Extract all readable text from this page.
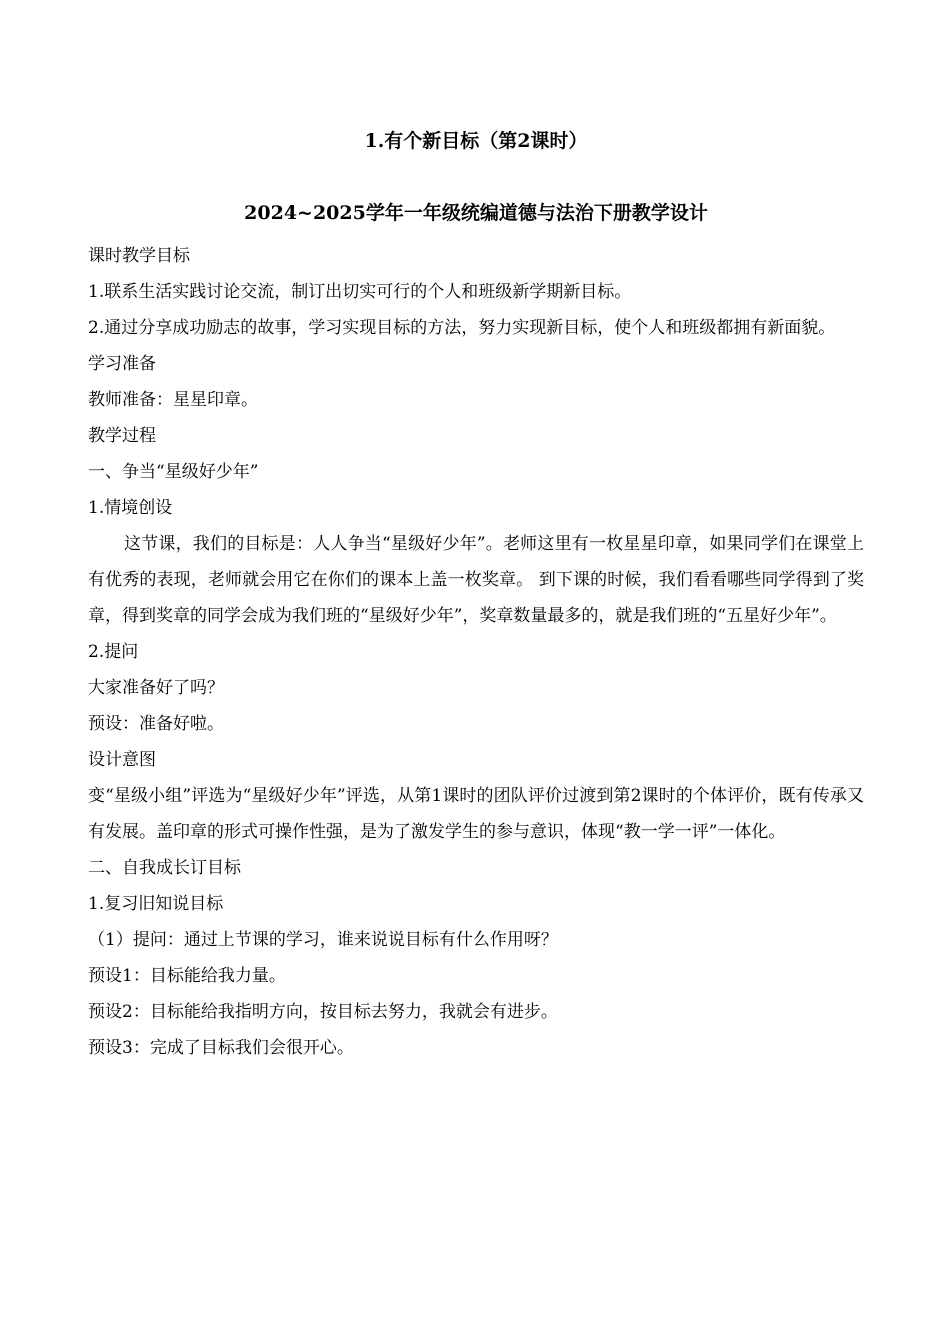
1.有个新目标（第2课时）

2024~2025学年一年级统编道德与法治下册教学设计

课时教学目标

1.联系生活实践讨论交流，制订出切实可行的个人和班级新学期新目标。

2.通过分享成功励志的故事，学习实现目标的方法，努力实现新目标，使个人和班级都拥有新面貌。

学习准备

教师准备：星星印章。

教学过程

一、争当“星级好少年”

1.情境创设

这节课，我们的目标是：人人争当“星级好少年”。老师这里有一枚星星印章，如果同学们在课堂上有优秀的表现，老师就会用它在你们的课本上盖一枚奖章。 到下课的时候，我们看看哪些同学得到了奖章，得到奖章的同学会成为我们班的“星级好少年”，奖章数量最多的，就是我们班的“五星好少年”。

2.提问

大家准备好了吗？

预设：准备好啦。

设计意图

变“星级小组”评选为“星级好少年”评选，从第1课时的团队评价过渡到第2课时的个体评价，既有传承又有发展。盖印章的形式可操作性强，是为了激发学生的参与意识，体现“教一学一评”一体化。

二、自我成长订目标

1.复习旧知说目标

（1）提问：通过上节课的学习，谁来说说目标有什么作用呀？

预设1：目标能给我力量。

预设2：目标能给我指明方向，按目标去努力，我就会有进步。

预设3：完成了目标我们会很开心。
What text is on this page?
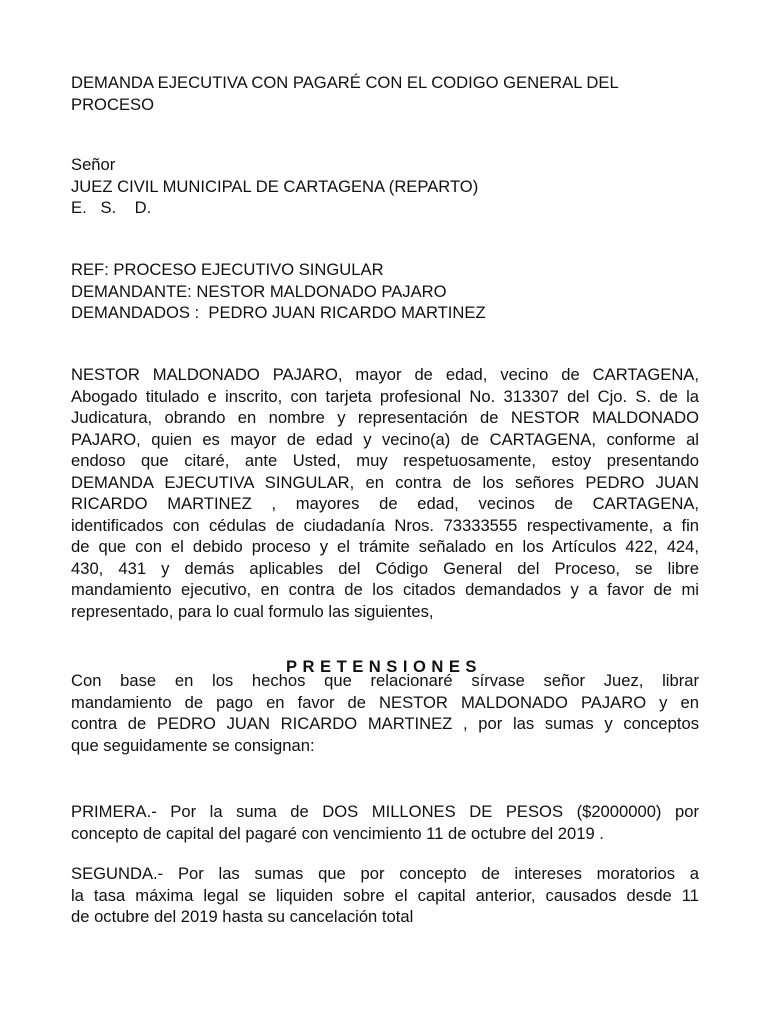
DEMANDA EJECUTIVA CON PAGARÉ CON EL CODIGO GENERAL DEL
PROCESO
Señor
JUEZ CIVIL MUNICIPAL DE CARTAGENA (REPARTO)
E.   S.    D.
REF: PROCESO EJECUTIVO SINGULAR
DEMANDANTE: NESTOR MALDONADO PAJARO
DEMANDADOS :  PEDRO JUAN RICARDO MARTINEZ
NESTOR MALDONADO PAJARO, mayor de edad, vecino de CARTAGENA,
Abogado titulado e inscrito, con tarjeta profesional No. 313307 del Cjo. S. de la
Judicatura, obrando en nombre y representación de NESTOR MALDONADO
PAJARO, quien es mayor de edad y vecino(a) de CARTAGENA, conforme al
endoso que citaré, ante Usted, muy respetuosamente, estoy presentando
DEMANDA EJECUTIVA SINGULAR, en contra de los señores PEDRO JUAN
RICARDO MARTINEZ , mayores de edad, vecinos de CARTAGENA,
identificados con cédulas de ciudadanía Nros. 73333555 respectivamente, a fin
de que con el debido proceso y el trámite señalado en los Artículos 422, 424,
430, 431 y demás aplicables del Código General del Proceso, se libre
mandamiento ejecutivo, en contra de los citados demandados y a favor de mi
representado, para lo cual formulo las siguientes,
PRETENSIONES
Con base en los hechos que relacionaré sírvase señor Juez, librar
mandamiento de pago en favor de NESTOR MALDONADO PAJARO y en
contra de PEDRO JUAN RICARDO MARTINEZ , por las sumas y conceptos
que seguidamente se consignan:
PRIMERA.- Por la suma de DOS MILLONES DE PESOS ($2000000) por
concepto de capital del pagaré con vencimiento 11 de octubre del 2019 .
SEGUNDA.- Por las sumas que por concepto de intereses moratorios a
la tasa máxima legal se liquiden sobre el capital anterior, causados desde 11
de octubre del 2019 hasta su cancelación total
* * *
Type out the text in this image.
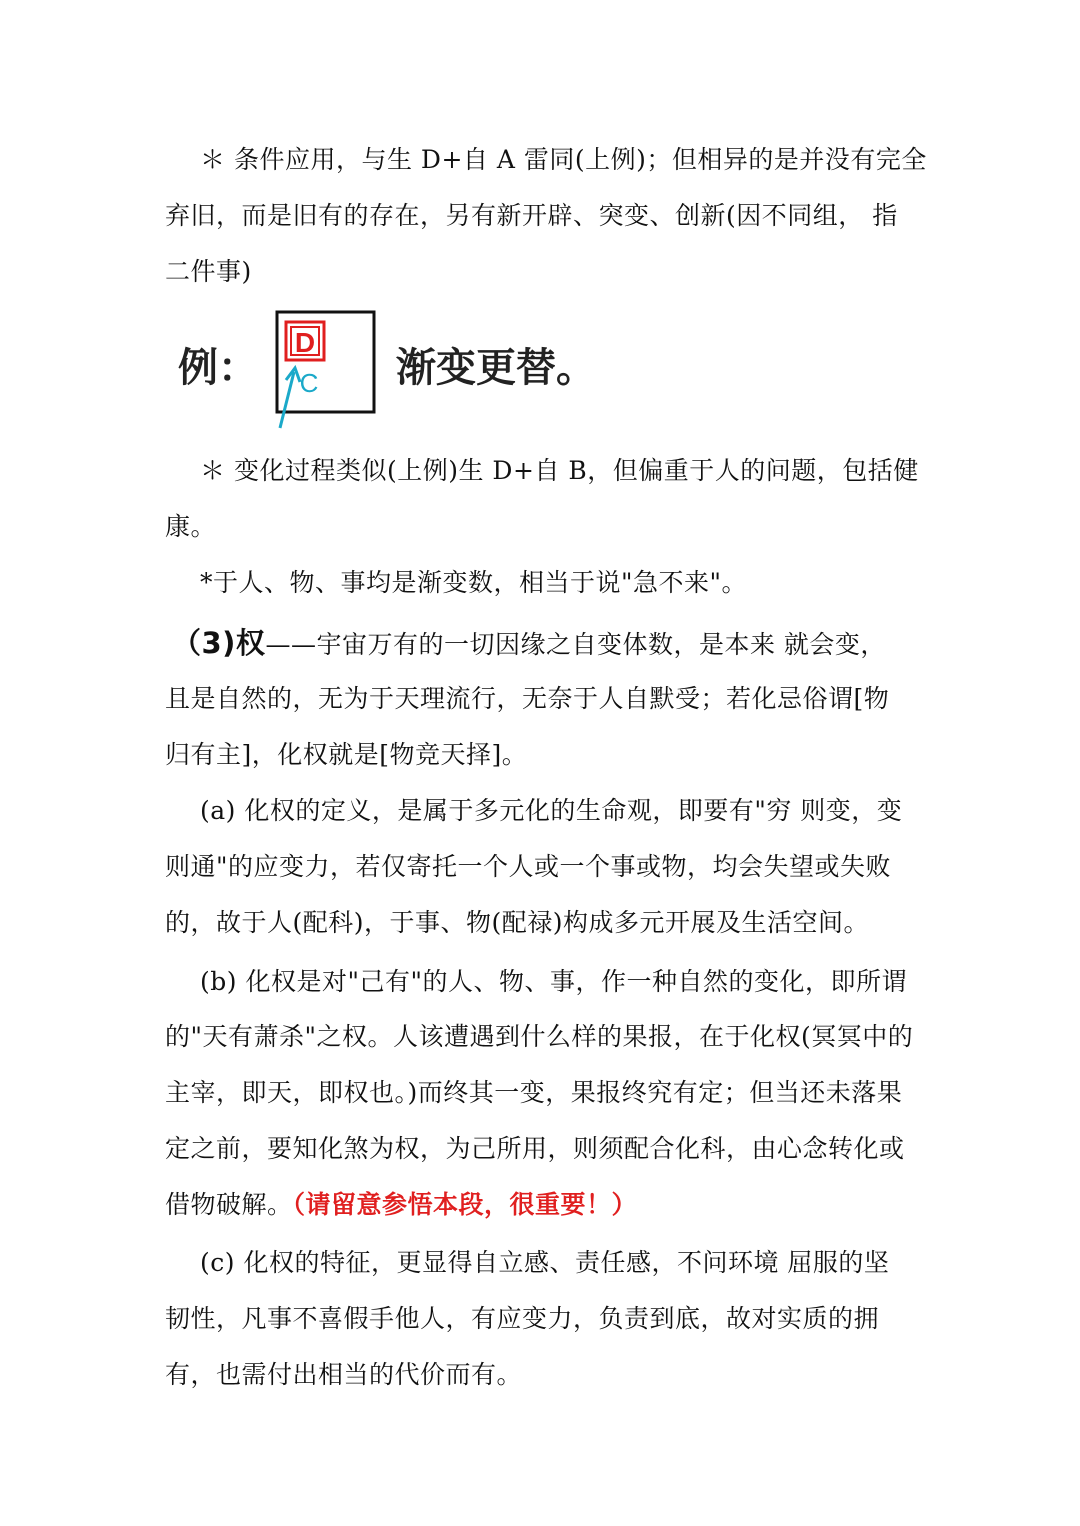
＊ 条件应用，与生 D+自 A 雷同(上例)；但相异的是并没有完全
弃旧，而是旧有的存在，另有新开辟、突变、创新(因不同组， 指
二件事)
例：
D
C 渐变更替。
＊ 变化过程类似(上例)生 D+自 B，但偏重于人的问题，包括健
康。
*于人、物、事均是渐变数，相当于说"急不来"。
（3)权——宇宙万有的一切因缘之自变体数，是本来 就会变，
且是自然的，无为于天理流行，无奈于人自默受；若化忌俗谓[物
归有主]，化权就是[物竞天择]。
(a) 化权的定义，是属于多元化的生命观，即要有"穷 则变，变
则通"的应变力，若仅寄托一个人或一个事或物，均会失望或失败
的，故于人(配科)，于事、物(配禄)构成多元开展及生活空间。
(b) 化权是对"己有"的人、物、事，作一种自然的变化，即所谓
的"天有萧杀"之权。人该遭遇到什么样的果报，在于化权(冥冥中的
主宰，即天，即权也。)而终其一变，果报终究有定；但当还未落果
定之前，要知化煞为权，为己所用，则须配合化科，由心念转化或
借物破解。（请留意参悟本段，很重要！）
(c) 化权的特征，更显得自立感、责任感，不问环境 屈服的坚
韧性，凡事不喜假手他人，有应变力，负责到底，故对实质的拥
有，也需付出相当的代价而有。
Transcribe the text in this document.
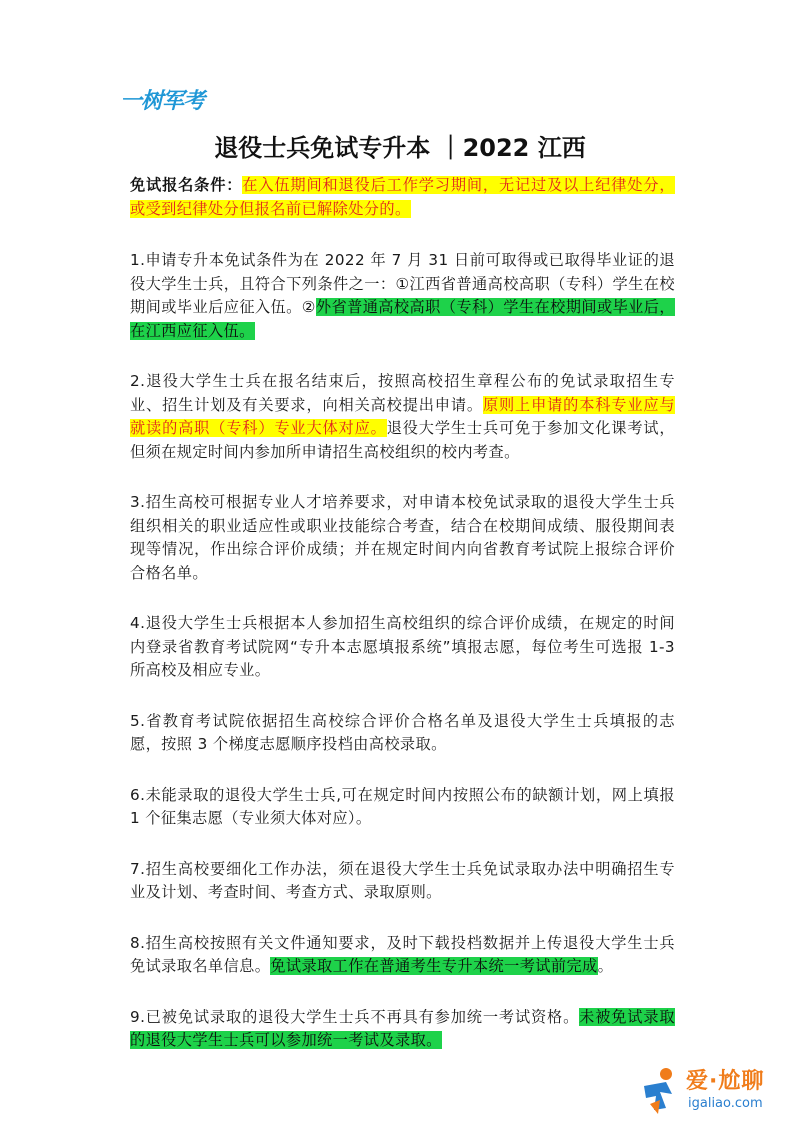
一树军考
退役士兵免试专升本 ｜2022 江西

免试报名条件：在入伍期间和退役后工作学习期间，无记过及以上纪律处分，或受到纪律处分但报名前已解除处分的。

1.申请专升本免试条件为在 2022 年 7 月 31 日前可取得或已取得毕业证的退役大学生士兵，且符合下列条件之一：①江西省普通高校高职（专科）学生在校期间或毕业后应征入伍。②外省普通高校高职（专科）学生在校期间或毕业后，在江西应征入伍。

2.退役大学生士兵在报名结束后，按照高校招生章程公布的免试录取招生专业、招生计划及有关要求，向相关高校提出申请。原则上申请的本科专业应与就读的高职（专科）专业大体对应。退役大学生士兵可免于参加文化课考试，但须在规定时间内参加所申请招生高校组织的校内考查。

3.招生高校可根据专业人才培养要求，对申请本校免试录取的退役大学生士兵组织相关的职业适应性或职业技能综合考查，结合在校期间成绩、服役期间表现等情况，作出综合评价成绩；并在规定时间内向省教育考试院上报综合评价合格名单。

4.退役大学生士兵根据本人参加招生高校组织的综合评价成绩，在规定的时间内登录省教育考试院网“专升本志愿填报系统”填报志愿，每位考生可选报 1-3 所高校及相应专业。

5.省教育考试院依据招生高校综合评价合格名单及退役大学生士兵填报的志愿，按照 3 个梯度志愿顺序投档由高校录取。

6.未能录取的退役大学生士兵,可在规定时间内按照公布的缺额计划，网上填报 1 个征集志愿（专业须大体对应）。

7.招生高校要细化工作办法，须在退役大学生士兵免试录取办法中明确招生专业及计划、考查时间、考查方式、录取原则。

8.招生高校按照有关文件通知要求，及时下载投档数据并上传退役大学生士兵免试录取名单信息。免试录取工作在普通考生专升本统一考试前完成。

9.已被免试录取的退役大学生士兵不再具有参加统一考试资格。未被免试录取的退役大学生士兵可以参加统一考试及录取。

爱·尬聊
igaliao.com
==
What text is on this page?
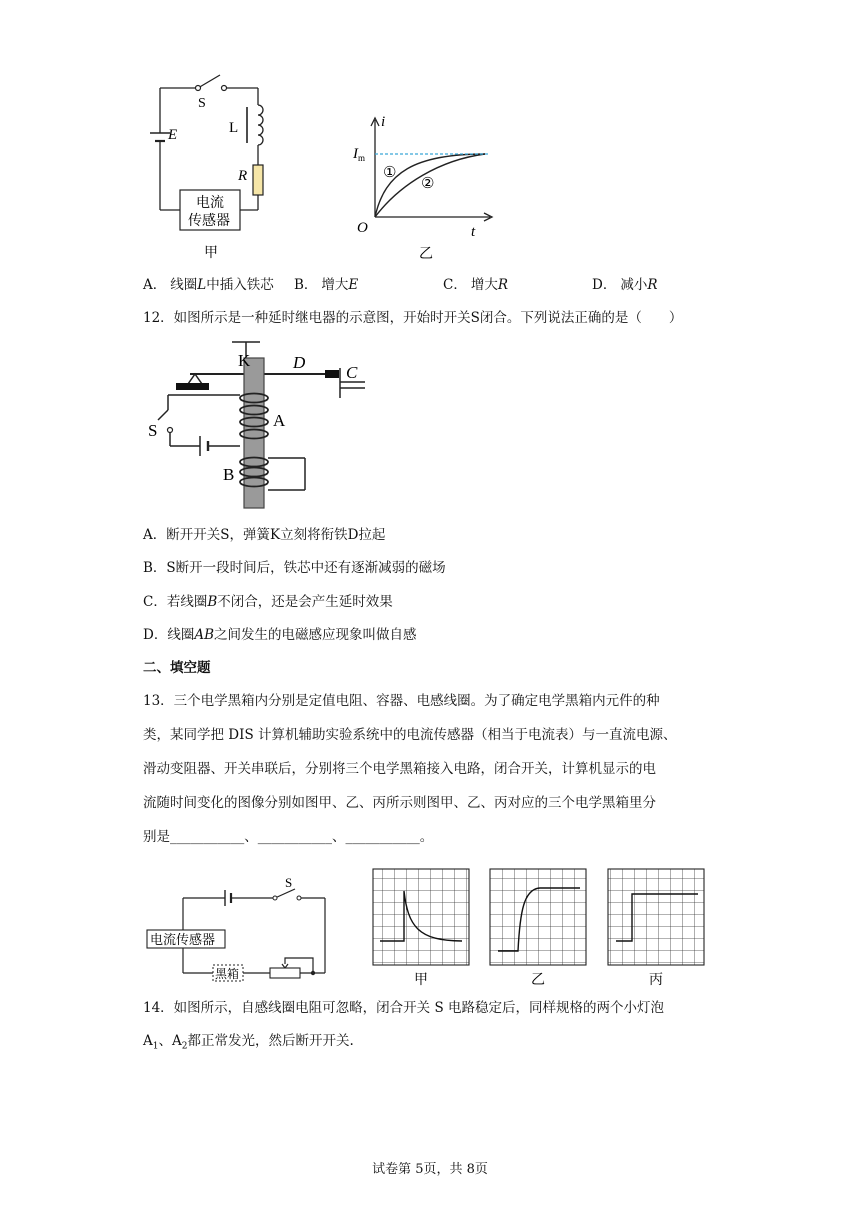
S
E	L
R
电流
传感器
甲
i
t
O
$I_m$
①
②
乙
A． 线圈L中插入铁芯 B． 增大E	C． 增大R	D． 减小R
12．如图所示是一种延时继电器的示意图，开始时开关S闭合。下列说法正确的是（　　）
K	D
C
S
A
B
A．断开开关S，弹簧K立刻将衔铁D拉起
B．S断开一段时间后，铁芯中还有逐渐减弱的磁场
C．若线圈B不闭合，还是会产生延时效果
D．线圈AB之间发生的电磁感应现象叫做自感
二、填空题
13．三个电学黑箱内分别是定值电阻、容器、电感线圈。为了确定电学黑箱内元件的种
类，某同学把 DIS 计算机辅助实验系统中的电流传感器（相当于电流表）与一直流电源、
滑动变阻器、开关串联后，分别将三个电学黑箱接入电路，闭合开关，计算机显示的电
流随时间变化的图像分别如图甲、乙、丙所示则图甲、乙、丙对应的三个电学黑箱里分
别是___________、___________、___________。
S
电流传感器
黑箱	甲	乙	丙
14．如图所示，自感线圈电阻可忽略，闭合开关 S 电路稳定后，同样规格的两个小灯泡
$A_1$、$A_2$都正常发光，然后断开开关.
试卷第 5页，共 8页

## TASK PROMPT
Check each line of the records above for "text", and copy those that have it.

## EXERCISE ANSWER
Extract all readable text from this page.
What text is on this page?
Type out the text in this image.
Transcribe the text in this document.
What text is on this page?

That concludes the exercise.